### Saved entries
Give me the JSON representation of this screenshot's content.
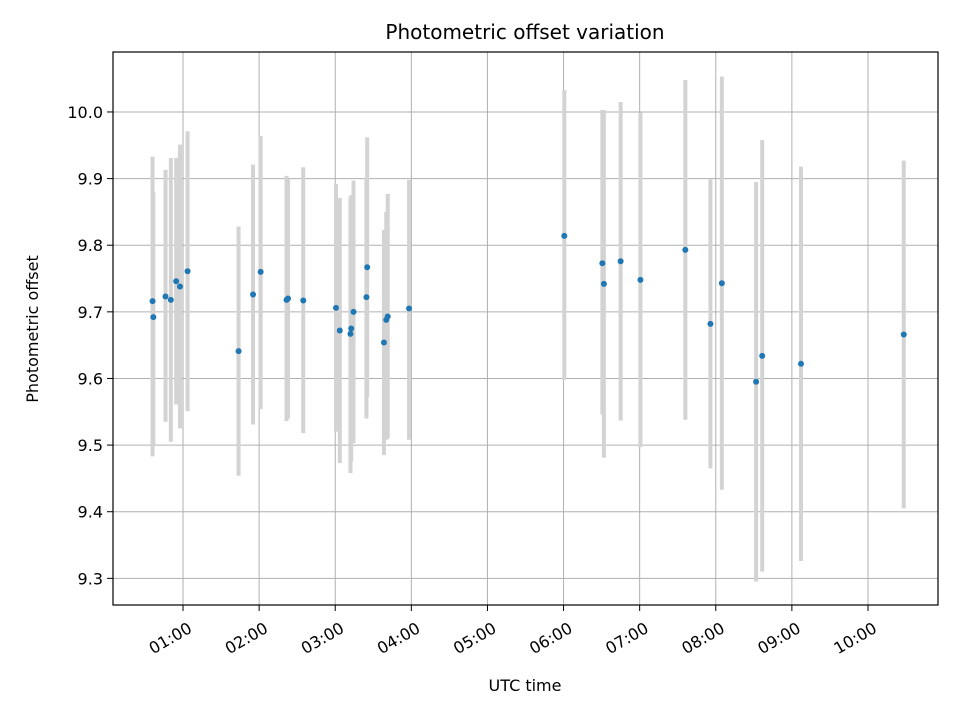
{
  "chart_data": {
    "type": "scatter",
    "title": "Photometric offset variation",
    "xlabel": "UTC time",
    "ylabel": "Photometric offset",
    "x_unit": "hours UTC",
    "xlim": [
      0.08,
      10.92
    ],
    "ylim": [
      9.26,
      10.09
    ],
    "grid": true,
    "x_ticks": [
      {
        "value": 1,
        "label": "01:00"
      },
      {
        "value": 2,
        "label": "02:00"
      },
      {
        "value": 3,
        "label": "03:00"
      },
      {
        "value": 4,
        "label": "04:00"
      },
      {
        "value": 5,
        "label": "05:00"
      },
      {
        "value": 6,
        "label": "06:00"
      },
      {
        "value": 7,
        "label": "07:00"
      },
      {
        "value": 8,
        "label": "08:00"
      },
      {
        "value": 9,
        "label": "09:00"
      },
      {
        "value": 10,
        "label": "10:00"
      }
    ],
    "y_ticks": [
      {
        "value": 9.3,
        "label": "9.3"
      },
      {
        "value": 9.4,
        "label": "9.4"
      },
      {
        "value": 9.5,
        "label": "9.5"
      },
      {
        "value": 9.6,
        "label": "9.6"
      },
      {
        "value": 9.7,
        "label": "9.7"
      },
      {
        "value": 9.8,
        "label": "9.8"
      },
      {
        "value": 9.9,
        "label": "9.9"
      },
      {
        "value": 10.0,
        "label": "10.0"
      }
    ],
    "point_color": "#1f77b4",
    "errorbar_color": "#d3d3d3",
    "points": [
      {
        "x": 0.6,
        "y": 9.716,
        "lo": 9.483,
        "hi": 9.933
      },
      {
        "x": 0.61,
        "y": 9.692,
        "lo": 9.5,
        "hi": 9.88
      },
      {
        "x": 0.77,
        "y": 9.723,
        "lo": 9.535,
        "hi": 9.913
      },
      {
        "x": 0.84,
        "y": 9.718,
        "lo": 9.505,
        "hi": 9.931
      },
      {
        "x": 0.91,
        "y": 9.746,
        "lo": 9.561,
        "hi": 9.931
      },
      {
        "x": 0.96,
        "y": 9.738,
        "lo": 9.525,
        "hi": 9.951
      },
      {
        "x": 1.06,
        "y": 9.761,
        "lo": 9.551,
        "hi": 9.971
      },
      {
        "x": 1.73,
        "y": 9.641,
        "lo": 9.454,
        "hi": 9.828
      },
      {
        "x": 1.92,
        "y": 9.726,
        "lo": 9.531,
        "hi": 9.921
      },
      {
        "x": 2.02,
        "y": 9.76,
        "lo": 9.554,
        "hi": 9.964
      },
      {
        "x": 2.36,
        "y": 9.718,
        "lo": 9.536,
        "hi": 9.904
      },
      {
        "x": 2.38,
        "y": 9.72,
        "lo": 9.54,
        "hi": 9.9
      },
      {
        "x": 2.58,
        "y": 9.717,
        "lo": 9.518,
        "hi": 9.917
      },
      {
        "x": 3.01,
        "y": 9.706,
        "lo": 9.52,
        "hi": 9.892
      },
      {
        "x": 3.06,
        "y": 9.672,
        "lo": 9.473,
        "hi": 9.871
      },
      {
        "x": 3.2,
        "y": 9.667,
        "lo": 9.458,
        "hi": 9.872
      },
      {
        "x": 3.21,
        "y": 9.675,
        "lo": 9.475,
        "hi": 9.875
      },
      {
        "x": 3.24,
        "y": 9.7,
        "lo": 9.503,
        "hi": 9.897
      },
      {
        "x": 3.41,
        "y": 9.722,
        "lo": 9.54,
        "hi": 9.9
      },
      {
        "x": 3.42,
        "y": 9.767,
        "lo": 9.572,
        "hi": 9.962
      },
      {
        "x": 3.64,
        "y": 9.654,
        "lo": 9.485,
        "hi": 9.823
      },
      {
        "x": 3.67,
        "y": 9.688,
        "lo": 9.508,
        "hi": 9.85
      },
      {
        "x": 3.69,
        "y": 9.693,
        "lo": 9.51,
        "hi": 9.877
      },
      {
        "x": 3.97,
        "y": 9.705,
        "lo": 9.508,
        "hi": 9.898
      },
      {
        "x": 6.01,
        "y": 9.814,
        "lo": 9.598,
        "hi": 10.033
      },
      {
        "x": 6.51,
        "y": 9.773,
        "lo": 9.546,
        "hi": 10.003
      },
      {
        "x": 6.53,
        "y": 9.742,
        "lo": 9.481,
        "hi": 10.003
      },
      {
        "x": 6.75,
        "y": 9.776,
        "lo": 9.537,
        "hi": 10.015
      },
      {
        "x": 7.01,
        "y": 9.748,
        "lo": 9.497,
        "hi": 9.999
      },
      {
        "x": 7.6,
        "y": 9.793,
        "lo": 9.538,
        "hi": 10.048
      },
      {
        "x": 7.93,
        "y": 9.682,
        "lo": 9.465,
        "hi": 9.899
      },
      {
        "x": 8.08,
        "y": 9.743,
        "lo": 9.433,
        "hi": 10.053
      },
      {
        "x": 8.53,
        "y": 9.595,
        "lo": 9.295,
        "hi": 9.895
      },
      {
        "x": 8.61,
        "y": 9.634,
        "lo": 9.31,
        "hi": 9.958
      },
      {
        "x": 9.12,
        "y": 9.622,
        "lo": 9.326,
        "hi": 9.918
      },
      {
        "x": 10.47,
        "y": 9.666,
        "lo": 9.405,
        "hi": 9.927
      }
    ]
  }
}
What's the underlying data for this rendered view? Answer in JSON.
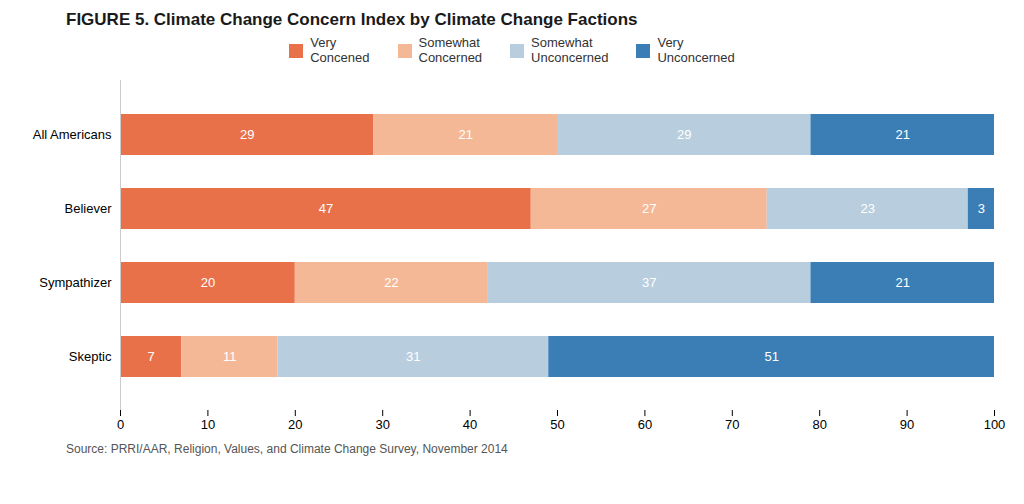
{
  "chart_data": {
    "type": "bar",
    "orientation": "horizontal",
    "stacked": true,
    "title": "FIGURE 5.  Climate Change Concern Index by Climate Change Factions",
    "caption": "Source: PRRI/AAR, Religion, Values, and Climate Change Survey, November 2014",
    "categories": [
      "All Americans",
      "Believer",
      "Sympathizer",
      "Skeptic"
    ],
    "series": [
      {
        "name": "Very\nConcened",
        "color": "#E8714A",
        "values": [
          29,
          47,
          20,
          7
        ]
      },
      {
        "name": "Somewhat\nConcerned",
        "color": "#F4B896",
        "values": [
          21,
          27,
          22,
          11
        ]
      },
      {
        "name": "Somewhat\nUnconcerned",
        "color": "#B8CEDE",
        "values": [
          29,
          23,
          37,
          31
        ]
      },
      {
        "name": "Very\nUnconcerned",
        "color": "#3B7EB5",
        "values": [
          21,
          3,
          21,
          51
        ]
      }
    ],
    "xlim": [
      0,
      100
    ],
    "xticks": [
      0,
      10,
      20,
      30,
      40,
      50,
      60,
      70,
      80,
      90,
      100
    ],
    "data_labels": true,
    "legend": "top",
    "grid": false
  }
}
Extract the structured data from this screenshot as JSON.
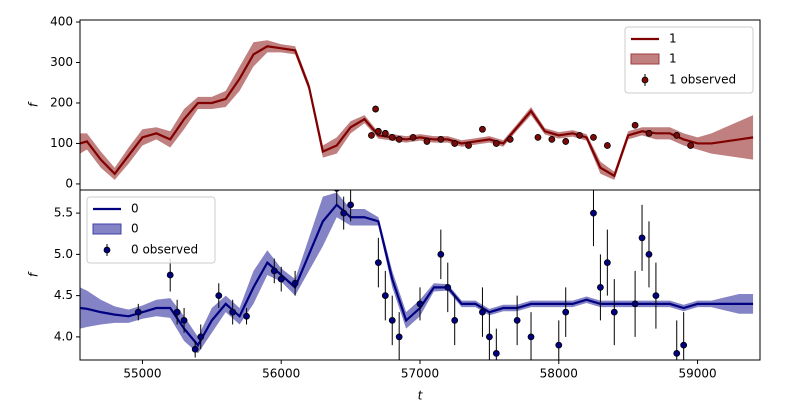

### WORK REQUIRED
Without the pictures, reproduce every line of the records above exactly.

### RESULT FOR THIS TASK
Give me the JSON representation of this screenshot's content.
{
  "chart_data": {
    "type": "scatter",
    "title": "Photometric offset variation",
    "xlabel": "UTC time",
    "ylabel": "Photometric offset",
    "x_unit": "hours UTC",
    "xlim": [
      0.08,
      10.92
    ],
    "ylim": [
      9.26,
      10.09
    ],
    "grid": true,
    "x_ticks": [
      {
        "value": 1,
        "label": "01:00"
      },
      {
        "value": 2,
        "label": "02:00"
      },
      {
        "value": 3,
        "label": "03:00"
      },
      {
        "value": 4,
        "label": "04:00"
      },
      {
        "value": 5,
        "label": "05:00"
      },
      {
        "value": 6,
        "label": "06:00"
      },
      {
        "value": 7,
        "label": "07:00"
      },
      {
        "value": 8,
        "label": "08:00"
      },
      {
        "value": 9,
        "label": "09:00"
      },
      {
        "value": 10,
        "label": "10:00"
      }
    ],
    "y_ticks": [
      {
        "value": 9.3,
        "label": "9.3"
      },
      {
        "value": 9.4,
        "label": "9.4"
      },
      {
        "value": 9.5,
        "label": "9.5"
      },
      {
        "value": 9.6,
        "label": "9.6"
      },
      {
        "value": 9.7,
        "label": "9.7"
      },
      {
        "value": 9.8,
        "label": "9.8"
      },
      {
        "value": 9.9,
        "label": "9.9"
      },
      {
        "value": 10.0,
        "label": "10.0"
      }
    ],
    "point_color": "#1f77b4",
    "errorbar_color": "#d3d3d3",
    "points": [
      {
        "x": 0.6,
        "y": 9.716,
        "lo": 9.483,
        "hi": 9.933
      },
      {
        "x": 0.61,
        "y": 9.692,
        "lo": 9.5,
        "hi": 9.88
      },
      {
        "x": 0.77,
        "y": 9.723,
        "lo": 9.535,
        "hi": 9.913
      },
      {
        "x": 0.84,
        "y": 9.718,
        "lo": 9.505,
        "hi": 9.931
      },
      {
        "x": 0.91,
        "y": 9.746,
        "lo": 9.561,
        "hi": 9.931
      },
      {
        "x": 0.96,
        "y": 9.738,
        "lo": 9.525,
        "hi": 9.951
      },
      {
        "x": 1.06,
        "y": 9.761,
        "lo": 9.551,
        "hi": 9.971
      },
      {
        "x": 1.73,
        "y": 9.641,
        "lo": 9.454,
        "hi": 9.828
      },
      {
        "x": 1.92,
        "y": 9.726,
        "lo": 9.531,
        "hi": 9.921
      },
      {
        "x": 2.02,
        "y": 9.76,
        "lo": 9.554,
        "hi": 9.964
      },
      {
        "x": 2.36,
        "y": 9.718,
        "lo": 9.536,
        "hi": 9.904
      },
      {
        "x": 2.38,
        "y": 9.72,
        "lo": 9.54,
        "hi": 9.9
      },
      {
        "x": 2.58,
        "y": 9.717,
        "lo": 9.518,
        "hi": 9.917
      },
      {
        "x": 3.01,
        "y": 9.706,
        "lo": 9.52,
        "hi": 9.892
      },
      {
        "x": 3.06,
        "y": 9.672,
        "lo": 9.473,
        "hi": 9.871
      },
      {
        "x": 3.2,
        "y": 9.667,
        "lo": 9.458,
        "hi": 9.872
      },
      {
        "x": 3.21,
        "y": 9.675,
        "lo": 9.475,
        "hi": 9.875
      },
      {
        "x": 3.24,
        "y": 9.7,
        "lo": 9.503,
        "hi": 9.897
      },
      {
        "x": 3.41,
        "y": 9.722,
        "lo": 9.54,
        "hi": 9.9
      },
      {
        "x": 3.42,
        "y": 9.767,
        "lo": 9.572,
        "hi": 9.962
      },
      {
        "x": 3.64,
        "y": 9.654,
        "lo": 9.485,
        "hi": 9.823
      },
      {
        "x": 3.67,
        "y": 9.688,
        "lo": 9.508,
        "hi": 9.85
      },
      {
        "x": 3.69,
        "y": 9.693,
        "lo": 9.51,
        "hi": 9.877
      },
      {
        "x": 3.97,
        "y": 9.705,
        "lo": 9.508,
        "hi": 9.898
      },
      {
        "x": 6.01,
        "y": 9.814,
        "lo": 9.598,
        "hi": 10.033
      },
      {
        "x": 6.51,
        "y": 9.773,
        "lo": 9.546,
        "hi": 10.003
      },
      {
        "x": 6.53,
        "y": 9.742,
        "lo": 9.481,
        "hi": 10.003
      },
      {
        "x": 6.75,
        "y": 9.776,
        "lo": 9.537,
        "hi": 10.015
      },
      {
        "x": 7.01,
        "y": 9.748,
        "lo": 9.497,
        "hi": 9.999
      },
      {
        "x": 7.6,
        "y": 9.793,
        "lo": 9.538,
        "hi": 10.048
      },
      {
        "x": 7.93,
        "y": 9.682,
        "lo": 9.465,
        "hi": 9.899
      },
      {
        "x": 8.08,
        "y": 9.743,
        "lo": 9.433,
        "hi": 10.053
      },
      {
        "x": 8.53,
        "y": 9.595,
        "lo": 9.295,
        "hi": 9.895
      },
      {
        "x": 8.61,
        "y": 9.634,
        "lo": 9.31,
        "hi": 9.958
      },
      {
        "x": 9.12,
        "y": 9.622,
        "lo": 9.326,
        "hi": 9.918
      },
      {
        "x": 10.47,
        "y": 9.666,
        "lo": 9.405,
        "hi": 9.927
      }
    ]
  }
}
What's the underlying data for this rendered view? Answer in JSON.
{
  "chart_data": {
    "type": "bar",
    "orientation": "horizontal",
    "stacked": true,
    "title": "FIGURE 5.  Climate Change Concern Index by Climate Change Factions",
    "caption": "Source: PRRI/AAR, Religion, Values, and Climate Change Survey, November 2014",
    "categories": [
      "All Americans",
      "Believer",
      "Sympathizer",
      "Skeptic"
    ],
    "series": [
      {
        "name": "Very\nConcened",
        "color": "#E8714A",
        "values": [
          29,
          47,
          20,
          7
        ]
      },
      {
        "name": "Somewhat\nConcerned",
        "color": "#F4B896",
        "values": [
          21,
          27,
          22,
          11
        ]
      },
      {
        "name": "Somewhat\nUnconcerned",
        "color": "#B8CEDE",
        "values": [
          29,
          23,
          37,
          31
        ]
      },
      {
        "name": "Very\nUnconcerned",
        "color": "#3B7EB5",
        "values": [
          21,
          3,
          21,
          51
        ]
      }
    ],
    "xlim": [
      0,
      100
    ],
    "xticks": [
      0,
      10,
      20,
      30,
      40,
      50,
      60,
      70,
      80,
      90,
      100
    ],
    "data_labels": true,
    "legend": "top",
    "grid": false
  }
}
Extract the structured data from this screenshot as JSON.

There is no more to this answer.